## begin RECORDS

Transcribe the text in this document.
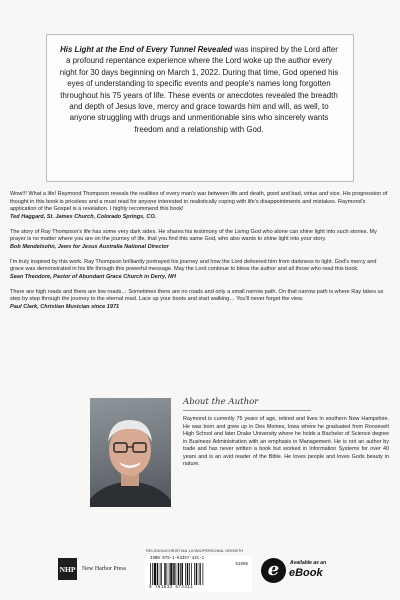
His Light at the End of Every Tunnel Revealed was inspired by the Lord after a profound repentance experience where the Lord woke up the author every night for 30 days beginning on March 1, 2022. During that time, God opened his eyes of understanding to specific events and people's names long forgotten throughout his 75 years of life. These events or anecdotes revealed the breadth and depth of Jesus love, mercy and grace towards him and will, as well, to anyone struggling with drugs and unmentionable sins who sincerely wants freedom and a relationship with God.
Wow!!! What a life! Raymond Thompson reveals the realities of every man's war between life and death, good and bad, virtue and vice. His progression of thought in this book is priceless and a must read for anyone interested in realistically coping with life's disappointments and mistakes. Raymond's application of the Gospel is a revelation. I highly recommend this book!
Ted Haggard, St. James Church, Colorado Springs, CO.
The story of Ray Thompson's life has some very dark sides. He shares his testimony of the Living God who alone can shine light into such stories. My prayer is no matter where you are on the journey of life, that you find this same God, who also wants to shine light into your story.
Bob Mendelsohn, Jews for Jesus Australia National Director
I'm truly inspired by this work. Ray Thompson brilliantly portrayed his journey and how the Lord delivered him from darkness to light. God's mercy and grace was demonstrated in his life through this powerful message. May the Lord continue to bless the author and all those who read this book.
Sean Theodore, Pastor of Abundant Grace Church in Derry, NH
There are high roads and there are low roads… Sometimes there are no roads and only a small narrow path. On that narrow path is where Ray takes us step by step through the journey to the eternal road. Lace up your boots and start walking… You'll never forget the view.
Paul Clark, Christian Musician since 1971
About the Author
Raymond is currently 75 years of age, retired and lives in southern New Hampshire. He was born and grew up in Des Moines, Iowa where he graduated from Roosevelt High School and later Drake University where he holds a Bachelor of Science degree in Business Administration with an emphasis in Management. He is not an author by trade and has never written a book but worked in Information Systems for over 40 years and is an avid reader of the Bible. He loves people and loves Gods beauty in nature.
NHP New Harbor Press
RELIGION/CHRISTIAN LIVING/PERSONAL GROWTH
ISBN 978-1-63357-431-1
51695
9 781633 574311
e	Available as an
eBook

## end RECORDS
## begin RECORDS

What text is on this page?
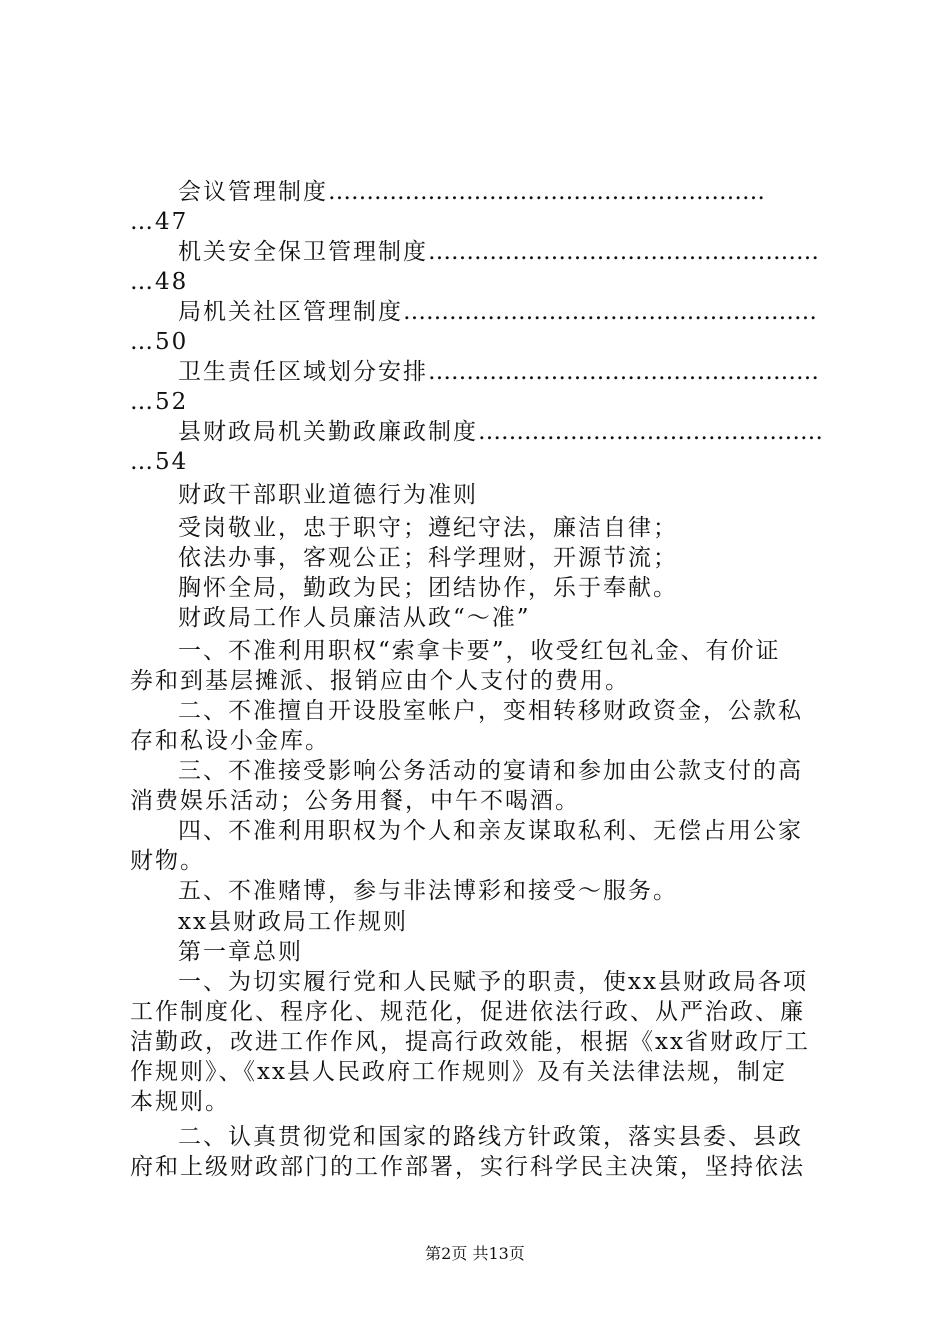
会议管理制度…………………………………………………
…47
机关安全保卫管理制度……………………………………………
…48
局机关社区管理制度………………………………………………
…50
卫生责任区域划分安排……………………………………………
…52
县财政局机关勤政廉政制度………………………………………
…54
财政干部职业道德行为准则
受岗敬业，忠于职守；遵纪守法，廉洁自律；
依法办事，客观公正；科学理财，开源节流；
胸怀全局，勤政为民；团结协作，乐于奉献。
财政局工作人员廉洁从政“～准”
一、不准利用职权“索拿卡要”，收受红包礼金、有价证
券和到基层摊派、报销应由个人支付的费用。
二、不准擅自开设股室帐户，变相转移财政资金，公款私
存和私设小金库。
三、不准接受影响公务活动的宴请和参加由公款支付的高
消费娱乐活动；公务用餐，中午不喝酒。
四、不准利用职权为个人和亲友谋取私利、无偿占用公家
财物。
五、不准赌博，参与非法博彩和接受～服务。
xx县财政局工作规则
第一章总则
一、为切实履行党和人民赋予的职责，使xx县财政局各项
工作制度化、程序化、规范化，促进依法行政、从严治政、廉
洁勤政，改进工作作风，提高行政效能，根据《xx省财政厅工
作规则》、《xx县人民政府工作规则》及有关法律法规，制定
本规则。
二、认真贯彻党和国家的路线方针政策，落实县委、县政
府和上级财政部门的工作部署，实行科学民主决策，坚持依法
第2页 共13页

## end RECORDS

# SHORT PROBLEM:
Your answer should be one number: the count of lines in the data above that include the word "Lord".

# REPLY TO THE EXERCISE:
2